* BEGIN The input *

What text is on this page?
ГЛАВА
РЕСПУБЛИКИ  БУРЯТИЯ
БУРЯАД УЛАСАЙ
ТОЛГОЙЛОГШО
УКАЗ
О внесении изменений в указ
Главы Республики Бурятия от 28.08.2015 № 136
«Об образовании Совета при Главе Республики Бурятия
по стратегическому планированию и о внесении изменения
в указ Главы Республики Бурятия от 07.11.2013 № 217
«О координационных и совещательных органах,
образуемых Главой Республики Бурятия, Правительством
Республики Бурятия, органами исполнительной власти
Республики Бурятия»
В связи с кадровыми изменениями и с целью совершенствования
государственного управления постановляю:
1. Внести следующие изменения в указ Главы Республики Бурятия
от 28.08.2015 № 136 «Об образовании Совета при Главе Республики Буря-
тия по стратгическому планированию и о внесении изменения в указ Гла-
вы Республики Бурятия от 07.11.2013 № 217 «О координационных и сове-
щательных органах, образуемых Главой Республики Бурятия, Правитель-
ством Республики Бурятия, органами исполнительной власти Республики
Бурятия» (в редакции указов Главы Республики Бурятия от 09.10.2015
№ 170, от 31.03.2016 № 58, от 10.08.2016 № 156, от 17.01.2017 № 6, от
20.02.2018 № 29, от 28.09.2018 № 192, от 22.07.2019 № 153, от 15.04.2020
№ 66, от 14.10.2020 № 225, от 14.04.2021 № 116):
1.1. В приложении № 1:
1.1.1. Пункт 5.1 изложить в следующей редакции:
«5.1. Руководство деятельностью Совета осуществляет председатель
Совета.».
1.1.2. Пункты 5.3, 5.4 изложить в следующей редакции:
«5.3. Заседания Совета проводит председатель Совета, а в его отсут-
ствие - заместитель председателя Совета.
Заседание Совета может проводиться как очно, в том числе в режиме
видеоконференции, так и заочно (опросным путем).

* END The input *

▶ Short problem: Take the lines above and print them exactly.

▶ Problem solution:
What text is on this page?
ГЛАВА
РЕСПУБЛИКИ  БУРЯТИЯ
БУРЯАД УЛАСАЙ
ТОЛГОЙЛОГШО
УКАЗ
О внесении изменений в указ
Главы Республики Бурятия от 28.08.2015 № 136
«Об образовании Совета при Главе Республики Бурятия
по стратегическому планированию и о внесении изменения
в указ Главы Республики Бурятия от 07.11.2013 № 217
«О координационных и совещательных органах,
образуемых Главой Республики Бурятия, Правительством
Республики Бурятия, органами исполнительной власти
Республики Бурятия»
В связи с кадровыми изменениями и с целью совершенствования
государственного управления постановляю:
1. Внести следующие изменения в указ Главы Республики Бурятия
от 28.08.2015 № 136 «Об образовании Совета при Главе Республики Буря-
тия по стратгическому планированию и о внесении изменения в указ Гла-
вы Республики Бурятия от 07.11.2013 № 217 «О координационных и сове-
щательных органах, образуемых Главой Республики Бурятия, Правитель-
ством Республики Бурятия, органами исполнительной власти Республики
Бурятия» (в редакции указов Главы Республики Бурятия от 09.10.2015
№ 170, от 31.03.2016 № 58, от 10.08.2016 № 156, от 17.01.2017 № 6, от
20.02.2018 № 29, от 28.09.2018 № 192, от 22.07.2019 № 153, от 15.04.2020
№ 66, от 14.10.2020 № 225, от 14.04.2021 № 116):
1.1. В приложении № 1:
1.1.1. Пункт 5.1 изложить в следующей редакции:
«5.1. Руководство деятельностью Совета осуществляет председатель
Совета.».
1.1.2. Пункты 5.3, 5.4 изложить в следующей редакции:
«5.3. Заседания Совета проводит председатель Совета, а в его отсут-
ствие - заместитель председателя Совета.
Заседание Совета может проводиться как очно, в том числе в режиме
видеоконференции, так и заочно (опросным путем).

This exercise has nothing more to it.